+++ RAW DATA

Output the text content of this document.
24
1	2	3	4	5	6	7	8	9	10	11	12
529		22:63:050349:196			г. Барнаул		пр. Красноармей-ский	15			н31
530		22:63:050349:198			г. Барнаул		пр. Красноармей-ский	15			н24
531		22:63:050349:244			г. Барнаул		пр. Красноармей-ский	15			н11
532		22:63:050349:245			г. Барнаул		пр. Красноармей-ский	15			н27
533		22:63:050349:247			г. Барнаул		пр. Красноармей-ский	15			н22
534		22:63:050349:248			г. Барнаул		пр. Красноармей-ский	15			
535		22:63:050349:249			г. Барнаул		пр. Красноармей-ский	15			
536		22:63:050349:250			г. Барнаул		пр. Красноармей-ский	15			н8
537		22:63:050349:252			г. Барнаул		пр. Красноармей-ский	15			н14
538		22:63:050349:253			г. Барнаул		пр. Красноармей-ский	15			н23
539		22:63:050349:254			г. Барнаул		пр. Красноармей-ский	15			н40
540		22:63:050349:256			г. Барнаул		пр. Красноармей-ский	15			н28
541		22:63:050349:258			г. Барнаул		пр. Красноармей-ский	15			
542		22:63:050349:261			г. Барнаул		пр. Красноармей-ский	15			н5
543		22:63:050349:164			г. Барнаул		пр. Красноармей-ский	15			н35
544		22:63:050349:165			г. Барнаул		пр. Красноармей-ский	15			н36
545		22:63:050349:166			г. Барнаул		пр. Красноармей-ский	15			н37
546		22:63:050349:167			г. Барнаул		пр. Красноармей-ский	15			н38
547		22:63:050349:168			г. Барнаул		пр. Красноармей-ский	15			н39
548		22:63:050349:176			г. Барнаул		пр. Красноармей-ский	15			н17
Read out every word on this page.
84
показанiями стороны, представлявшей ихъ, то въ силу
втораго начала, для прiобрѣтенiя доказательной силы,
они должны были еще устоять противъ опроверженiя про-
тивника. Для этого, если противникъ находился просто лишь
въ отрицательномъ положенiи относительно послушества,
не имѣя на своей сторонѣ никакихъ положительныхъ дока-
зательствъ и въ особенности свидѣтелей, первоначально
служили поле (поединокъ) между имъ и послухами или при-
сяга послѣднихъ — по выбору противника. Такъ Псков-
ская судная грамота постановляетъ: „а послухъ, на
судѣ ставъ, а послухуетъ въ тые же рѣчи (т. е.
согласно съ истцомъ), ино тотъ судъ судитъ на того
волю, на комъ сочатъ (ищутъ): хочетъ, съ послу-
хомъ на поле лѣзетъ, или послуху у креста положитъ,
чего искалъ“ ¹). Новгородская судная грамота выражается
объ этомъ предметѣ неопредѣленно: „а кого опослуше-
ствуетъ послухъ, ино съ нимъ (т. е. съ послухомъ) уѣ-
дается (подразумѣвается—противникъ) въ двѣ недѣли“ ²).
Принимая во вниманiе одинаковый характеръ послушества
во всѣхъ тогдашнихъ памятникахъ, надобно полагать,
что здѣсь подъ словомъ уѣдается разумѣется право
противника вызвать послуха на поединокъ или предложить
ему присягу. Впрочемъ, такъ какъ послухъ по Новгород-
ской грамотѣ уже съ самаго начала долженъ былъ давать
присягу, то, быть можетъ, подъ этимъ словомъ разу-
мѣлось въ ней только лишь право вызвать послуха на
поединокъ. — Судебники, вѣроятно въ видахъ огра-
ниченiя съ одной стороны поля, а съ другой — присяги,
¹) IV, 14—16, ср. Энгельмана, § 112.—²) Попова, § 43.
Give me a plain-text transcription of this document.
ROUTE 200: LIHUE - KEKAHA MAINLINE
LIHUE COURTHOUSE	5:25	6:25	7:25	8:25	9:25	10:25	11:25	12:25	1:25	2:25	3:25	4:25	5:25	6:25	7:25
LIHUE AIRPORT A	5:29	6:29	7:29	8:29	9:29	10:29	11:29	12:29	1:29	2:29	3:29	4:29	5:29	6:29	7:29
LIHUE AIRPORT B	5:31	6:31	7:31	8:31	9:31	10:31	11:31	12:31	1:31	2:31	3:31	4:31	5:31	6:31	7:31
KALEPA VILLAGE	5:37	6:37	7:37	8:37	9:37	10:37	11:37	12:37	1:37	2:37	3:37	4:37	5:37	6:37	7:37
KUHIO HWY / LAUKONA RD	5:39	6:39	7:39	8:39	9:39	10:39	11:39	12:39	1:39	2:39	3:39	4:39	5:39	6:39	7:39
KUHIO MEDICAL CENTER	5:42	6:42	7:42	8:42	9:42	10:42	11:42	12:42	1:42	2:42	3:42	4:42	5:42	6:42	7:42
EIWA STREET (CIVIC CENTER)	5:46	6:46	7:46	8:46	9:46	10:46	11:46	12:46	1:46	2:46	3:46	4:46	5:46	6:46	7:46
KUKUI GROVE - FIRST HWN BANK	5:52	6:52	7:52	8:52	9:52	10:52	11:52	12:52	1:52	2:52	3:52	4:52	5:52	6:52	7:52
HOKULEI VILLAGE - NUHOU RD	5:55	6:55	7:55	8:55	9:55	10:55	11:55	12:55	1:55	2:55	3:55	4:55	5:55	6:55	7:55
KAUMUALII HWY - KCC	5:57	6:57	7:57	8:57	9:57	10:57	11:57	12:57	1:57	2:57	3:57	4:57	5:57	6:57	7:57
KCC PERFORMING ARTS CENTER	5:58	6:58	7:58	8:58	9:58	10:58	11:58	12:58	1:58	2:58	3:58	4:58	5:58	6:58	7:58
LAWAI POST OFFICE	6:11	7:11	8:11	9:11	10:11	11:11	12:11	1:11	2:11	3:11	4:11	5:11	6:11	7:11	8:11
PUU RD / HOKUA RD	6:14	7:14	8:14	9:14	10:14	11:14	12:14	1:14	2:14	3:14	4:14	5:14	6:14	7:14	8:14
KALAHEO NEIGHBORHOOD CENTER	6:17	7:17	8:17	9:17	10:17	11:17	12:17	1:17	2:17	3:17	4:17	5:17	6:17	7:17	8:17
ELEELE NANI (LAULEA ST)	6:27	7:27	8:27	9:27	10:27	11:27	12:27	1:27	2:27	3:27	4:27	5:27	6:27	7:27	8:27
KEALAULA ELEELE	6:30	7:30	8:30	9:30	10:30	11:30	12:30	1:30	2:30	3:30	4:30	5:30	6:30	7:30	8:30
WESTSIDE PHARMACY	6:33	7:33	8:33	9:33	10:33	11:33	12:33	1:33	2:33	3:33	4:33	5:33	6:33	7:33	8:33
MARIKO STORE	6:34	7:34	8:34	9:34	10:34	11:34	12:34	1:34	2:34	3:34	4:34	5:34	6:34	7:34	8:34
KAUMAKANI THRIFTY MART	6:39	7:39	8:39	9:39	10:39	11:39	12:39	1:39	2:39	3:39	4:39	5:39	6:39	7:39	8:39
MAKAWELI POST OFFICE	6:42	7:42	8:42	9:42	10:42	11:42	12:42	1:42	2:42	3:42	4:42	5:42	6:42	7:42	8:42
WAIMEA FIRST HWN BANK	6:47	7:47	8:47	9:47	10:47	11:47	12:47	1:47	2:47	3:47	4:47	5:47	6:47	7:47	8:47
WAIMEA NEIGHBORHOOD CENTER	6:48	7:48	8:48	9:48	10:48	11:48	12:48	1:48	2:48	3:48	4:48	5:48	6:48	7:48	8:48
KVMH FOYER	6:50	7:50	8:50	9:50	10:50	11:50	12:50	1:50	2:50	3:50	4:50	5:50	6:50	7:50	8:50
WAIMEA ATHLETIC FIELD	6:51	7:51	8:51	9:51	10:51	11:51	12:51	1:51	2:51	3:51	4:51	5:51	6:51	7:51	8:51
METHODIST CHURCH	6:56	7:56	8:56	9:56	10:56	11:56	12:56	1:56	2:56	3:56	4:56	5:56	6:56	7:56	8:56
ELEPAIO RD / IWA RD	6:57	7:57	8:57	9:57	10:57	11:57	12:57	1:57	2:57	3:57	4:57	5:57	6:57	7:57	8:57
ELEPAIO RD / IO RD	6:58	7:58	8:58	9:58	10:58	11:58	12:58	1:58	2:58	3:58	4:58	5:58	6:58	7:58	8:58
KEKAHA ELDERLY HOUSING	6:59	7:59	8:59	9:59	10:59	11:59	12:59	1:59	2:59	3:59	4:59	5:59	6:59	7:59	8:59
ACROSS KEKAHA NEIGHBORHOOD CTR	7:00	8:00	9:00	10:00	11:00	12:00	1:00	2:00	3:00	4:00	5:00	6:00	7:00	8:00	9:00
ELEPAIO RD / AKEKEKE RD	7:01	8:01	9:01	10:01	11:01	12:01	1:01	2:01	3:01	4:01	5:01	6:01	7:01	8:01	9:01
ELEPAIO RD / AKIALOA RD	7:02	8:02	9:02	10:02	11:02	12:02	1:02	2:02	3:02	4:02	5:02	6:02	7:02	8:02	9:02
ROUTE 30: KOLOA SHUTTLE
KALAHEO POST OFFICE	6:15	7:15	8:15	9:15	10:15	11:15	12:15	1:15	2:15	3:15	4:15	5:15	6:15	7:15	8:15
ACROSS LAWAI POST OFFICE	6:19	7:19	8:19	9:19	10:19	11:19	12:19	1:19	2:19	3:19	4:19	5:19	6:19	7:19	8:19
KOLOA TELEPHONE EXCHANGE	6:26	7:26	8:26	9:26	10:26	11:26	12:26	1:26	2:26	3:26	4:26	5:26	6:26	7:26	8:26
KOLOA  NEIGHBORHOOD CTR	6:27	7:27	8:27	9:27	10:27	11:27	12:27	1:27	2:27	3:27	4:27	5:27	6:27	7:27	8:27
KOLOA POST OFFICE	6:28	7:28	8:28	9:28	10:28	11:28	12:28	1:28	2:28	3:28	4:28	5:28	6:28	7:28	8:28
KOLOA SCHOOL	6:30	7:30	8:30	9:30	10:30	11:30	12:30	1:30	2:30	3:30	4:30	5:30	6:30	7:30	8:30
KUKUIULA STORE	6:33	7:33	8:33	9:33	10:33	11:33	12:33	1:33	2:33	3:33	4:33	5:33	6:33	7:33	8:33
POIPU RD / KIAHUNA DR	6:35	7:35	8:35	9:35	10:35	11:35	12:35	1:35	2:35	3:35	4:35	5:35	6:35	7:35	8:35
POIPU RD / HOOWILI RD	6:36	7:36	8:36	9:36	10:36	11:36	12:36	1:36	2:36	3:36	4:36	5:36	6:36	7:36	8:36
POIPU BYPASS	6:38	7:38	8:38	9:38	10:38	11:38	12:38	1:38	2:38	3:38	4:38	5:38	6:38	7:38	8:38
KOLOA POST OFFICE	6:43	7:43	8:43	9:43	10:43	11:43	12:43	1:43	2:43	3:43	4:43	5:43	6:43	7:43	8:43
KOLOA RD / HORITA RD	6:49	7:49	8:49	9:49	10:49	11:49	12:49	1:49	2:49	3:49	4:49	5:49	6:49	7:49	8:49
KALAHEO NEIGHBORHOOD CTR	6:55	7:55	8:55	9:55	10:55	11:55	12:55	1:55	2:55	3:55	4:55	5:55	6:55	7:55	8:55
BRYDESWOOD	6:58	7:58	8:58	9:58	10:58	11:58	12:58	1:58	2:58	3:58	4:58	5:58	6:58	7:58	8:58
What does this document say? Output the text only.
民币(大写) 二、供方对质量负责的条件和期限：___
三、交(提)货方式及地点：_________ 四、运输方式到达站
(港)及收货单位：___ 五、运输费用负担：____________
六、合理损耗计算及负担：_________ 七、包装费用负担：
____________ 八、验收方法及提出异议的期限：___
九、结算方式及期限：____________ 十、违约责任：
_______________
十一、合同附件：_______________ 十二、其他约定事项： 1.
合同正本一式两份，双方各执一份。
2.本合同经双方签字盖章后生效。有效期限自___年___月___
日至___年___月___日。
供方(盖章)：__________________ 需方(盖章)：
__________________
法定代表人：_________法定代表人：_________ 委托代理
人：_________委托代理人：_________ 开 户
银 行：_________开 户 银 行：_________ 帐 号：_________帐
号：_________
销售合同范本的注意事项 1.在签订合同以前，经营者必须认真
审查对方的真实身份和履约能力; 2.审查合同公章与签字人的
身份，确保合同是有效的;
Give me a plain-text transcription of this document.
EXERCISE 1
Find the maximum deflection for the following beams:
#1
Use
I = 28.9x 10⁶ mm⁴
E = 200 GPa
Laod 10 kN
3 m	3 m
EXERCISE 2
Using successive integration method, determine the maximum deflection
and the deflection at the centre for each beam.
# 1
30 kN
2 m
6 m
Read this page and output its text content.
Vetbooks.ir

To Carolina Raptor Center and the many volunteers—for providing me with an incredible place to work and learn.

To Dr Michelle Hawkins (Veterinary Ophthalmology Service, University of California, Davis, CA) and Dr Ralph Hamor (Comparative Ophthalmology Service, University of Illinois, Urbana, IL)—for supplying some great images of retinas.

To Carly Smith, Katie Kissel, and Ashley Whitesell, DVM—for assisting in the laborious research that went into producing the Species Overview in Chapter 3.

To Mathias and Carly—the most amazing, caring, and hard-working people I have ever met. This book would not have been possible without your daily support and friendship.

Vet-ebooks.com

++++++

Reproduce only the lines between the line containing "Read this page and output its text content." and the last line of the records, those two lines included, exactly.

● **EXERCISE OUTPUT**
Read this page and output its text content.
Vetbooks.ir

To Carolina Raptor Center and the many volunteers—for providing me with an incredible place to work and learn.

To Dr Michelle Hawkins (Veterinary Ophthalmology Service, University of California, Davis, CA) and Dr Ralph Hamor (Comparative Ophthalmology Service, University of Illinois, Urbana, IL)—for supplying some great images of retinas.

To Carly Smith, Katie Kissel, and Ashley Whitesell, DVM—for assisting in the laborious research that went into producing the Species Overview in Chapter 3.

To Mathias and Carly—the most amazing, caring, and hard-working people I have ever met. This book would not have been possible without your daily support and friendship.

Vet-ebooks.com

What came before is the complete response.